[begin Data for processing]
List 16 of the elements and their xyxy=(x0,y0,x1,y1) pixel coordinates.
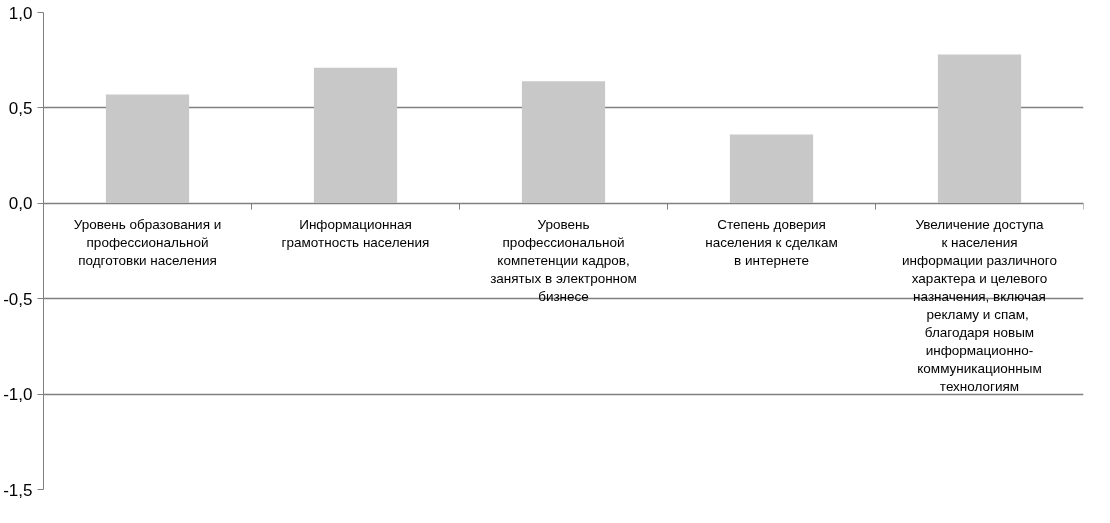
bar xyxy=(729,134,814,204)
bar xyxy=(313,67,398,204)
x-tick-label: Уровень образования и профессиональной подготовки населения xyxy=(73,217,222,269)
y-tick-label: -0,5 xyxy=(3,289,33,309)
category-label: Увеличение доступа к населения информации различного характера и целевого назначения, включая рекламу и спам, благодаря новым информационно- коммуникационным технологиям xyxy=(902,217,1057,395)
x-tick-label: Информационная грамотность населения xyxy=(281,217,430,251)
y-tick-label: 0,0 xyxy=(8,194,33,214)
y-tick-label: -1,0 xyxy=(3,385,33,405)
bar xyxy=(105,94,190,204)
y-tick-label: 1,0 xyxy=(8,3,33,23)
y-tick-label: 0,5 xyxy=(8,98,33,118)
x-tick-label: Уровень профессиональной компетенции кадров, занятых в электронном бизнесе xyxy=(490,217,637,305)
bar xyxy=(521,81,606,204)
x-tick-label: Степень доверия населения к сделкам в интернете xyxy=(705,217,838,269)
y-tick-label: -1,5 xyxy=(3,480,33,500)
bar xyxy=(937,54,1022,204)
[end Data for processing]
• [Written instruction]:
Rewrite everything from the line containing "bar xyxy=(729,134,814,204)" down to the line containing "x-tick-label: Информационная грамотность" as a Markdown table with the columns Row and Entry. Put a running number in Row and each line in Entry, and leave out any blank lines.

• [Response to the exercise]:
| Row | Entry |
|---|---|
| 1 | bar xyxy=(729,134,814,204) |
| 2 | bar xyxy=(313,67,398,204) |
| 3 | x-tick-label: Уровень образования и профессиональной подготовки населения xyxy=(73,217,222,269) |
| 4 | y-tick-label: -0,5 xyxy=(3,289,33,309) |
| 5 | category-label: Увеличение доступа к населения информации различного характера и целевого назначения, включая рекламу и спам, благодаря новым информационно- коммуникационным технологиям xyxy=(902,217,1057,395) |
| 6 | x-tick-label: Информационная грамотность населения xyxy=(281,217,430,251) |